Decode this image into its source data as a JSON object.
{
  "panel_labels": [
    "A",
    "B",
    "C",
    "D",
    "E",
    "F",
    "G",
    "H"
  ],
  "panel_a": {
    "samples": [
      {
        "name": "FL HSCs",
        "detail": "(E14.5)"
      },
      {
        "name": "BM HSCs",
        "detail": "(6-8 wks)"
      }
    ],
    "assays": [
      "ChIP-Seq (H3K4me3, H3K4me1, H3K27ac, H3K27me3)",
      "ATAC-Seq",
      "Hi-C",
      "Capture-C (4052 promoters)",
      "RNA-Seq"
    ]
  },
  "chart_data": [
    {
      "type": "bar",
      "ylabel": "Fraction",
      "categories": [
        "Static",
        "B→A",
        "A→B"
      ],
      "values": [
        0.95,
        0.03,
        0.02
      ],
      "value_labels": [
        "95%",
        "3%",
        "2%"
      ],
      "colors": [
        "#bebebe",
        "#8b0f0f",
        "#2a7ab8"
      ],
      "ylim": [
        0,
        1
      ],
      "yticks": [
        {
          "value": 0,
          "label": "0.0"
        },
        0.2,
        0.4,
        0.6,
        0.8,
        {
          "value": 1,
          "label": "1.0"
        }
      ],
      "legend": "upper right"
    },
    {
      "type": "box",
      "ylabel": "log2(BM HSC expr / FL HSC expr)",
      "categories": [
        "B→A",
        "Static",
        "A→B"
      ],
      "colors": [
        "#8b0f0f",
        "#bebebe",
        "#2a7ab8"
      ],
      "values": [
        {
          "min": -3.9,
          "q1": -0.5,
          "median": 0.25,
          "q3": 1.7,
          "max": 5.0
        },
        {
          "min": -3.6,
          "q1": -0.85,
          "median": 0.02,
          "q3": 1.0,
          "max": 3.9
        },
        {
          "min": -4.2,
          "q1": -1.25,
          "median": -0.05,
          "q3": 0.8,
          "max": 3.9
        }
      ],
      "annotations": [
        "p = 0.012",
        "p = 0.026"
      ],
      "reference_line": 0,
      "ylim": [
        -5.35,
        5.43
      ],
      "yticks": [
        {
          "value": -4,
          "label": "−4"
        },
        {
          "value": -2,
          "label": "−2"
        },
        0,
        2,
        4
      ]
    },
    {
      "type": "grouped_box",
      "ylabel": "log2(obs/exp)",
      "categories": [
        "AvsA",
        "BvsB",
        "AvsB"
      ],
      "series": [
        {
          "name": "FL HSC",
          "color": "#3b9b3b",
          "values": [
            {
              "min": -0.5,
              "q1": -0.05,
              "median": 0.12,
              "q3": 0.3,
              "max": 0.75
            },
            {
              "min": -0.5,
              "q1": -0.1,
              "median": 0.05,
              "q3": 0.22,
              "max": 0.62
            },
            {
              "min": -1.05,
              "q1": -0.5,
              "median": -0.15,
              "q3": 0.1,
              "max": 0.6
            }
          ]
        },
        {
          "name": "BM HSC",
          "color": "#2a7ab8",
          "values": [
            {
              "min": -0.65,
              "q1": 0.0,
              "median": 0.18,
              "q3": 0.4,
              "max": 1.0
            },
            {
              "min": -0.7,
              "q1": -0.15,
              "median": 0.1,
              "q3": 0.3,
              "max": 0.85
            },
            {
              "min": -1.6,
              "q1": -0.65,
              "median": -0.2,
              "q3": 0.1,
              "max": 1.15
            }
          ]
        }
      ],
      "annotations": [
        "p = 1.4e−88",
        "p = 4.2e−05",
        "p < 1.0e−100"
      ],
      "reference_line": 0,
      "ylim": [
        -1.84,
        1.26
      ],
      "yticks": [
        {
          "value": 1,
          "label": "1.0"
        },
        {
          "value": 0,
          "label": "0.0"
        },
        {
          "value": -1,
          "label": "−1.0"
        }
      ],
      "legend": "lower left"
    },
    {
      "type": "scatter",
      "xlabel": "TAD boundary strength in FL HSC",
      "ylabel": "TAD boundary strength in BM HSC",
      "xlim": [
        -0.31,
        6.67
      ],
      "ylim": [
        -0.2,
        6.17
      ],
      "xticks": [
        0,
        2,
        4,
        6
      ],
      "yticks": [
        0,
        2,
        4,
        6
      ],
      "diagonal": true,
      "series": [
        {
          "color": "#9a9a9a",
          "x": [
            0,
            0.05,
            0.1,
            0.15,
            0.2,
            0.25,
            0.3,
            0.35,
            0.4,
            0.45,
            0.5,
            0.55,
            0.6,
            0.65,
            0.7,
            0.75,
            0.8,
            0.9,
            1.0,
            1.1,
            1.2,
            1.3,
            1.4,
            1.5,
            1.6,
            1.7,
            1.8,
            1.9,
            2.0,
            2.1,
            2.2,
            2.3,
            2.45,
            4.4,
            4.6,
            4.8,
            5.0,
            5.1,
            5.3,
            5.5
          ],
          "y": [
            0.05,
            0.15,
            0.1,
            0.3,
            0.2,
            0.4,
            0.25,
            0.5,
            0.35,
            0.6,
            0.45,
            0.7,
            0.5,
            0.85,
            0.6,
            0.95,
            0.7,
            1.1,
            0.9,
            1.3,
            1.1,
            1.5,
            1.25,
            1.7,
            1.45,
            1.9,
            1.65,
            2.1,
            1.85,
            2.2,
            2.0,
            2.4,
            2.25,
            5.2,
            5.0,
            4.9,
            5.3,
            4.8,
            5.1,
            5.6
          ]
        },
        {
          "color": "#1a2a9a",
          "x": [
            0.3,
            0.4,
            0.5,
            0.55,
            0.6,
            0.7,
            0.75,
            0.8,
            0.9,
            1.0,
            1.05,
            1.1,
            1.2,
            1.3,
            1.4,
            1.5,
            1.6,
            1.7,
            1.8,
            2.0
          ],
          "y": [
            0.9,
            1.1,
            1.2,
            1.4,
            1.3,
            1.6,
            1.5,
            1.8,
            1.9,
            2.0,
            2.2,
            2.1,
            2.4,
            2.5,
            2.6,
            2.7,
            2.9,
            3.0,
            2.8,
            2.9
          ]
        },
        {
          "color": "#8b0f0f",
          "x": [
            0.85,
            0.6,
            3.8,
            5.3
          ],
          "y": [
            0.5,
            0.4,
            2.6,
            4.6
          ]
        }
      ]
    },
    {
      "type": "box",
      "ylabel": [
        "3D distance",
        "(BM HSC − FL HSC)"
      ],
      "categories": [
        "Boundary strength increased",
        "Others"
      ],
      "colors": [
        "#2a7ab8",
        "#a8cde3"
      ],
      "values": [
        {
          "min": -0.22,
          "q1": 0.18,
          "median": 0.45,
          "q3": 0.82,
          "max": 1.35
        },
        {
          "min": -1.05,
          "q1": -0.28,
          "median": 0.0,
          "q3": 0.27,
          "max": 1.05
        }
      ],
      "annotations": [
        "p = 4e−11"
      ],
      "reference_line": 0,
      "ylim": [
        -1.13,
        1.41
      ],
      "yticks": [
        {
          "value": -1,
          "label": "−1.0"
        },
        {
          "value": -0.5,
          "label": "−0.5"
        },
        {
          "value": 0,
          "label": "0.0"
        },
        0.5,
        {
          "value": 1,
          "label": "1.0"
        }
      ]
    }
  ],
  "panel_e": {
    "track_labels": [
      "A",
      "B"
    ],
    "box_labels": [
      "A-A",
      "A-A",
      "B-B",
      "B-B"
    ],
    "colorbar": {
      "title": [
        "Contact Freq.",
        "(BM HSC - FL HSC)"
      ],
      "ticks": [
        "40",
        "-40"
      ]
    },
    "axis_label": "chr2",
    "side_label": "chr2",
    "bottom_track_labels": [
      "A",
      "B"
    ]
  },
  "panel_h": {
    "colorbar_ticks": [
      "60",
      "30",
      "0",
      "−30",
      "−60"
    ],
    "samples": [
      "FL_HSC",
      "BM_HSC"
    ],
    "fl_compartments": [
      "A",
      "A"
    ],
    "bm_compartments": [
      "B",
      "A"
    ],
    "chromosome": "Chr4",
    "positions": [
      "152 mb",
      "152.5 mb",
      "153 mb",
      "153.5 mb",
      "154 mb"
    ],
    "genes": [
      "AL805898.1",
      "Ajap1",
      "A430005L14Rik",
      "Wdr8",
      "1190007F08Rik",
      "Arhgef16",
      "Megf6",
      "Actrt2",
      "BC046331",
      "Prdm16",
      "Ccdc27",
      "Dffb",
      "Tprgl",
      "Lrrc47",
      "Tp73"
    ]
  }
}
=-=-=-=-=
Scan the data above. Return every line with "type" in it.

      "type": "bar",
      "type": "box",
      "type": "grouped_box",
      "type": "scatter",
      "type": "box",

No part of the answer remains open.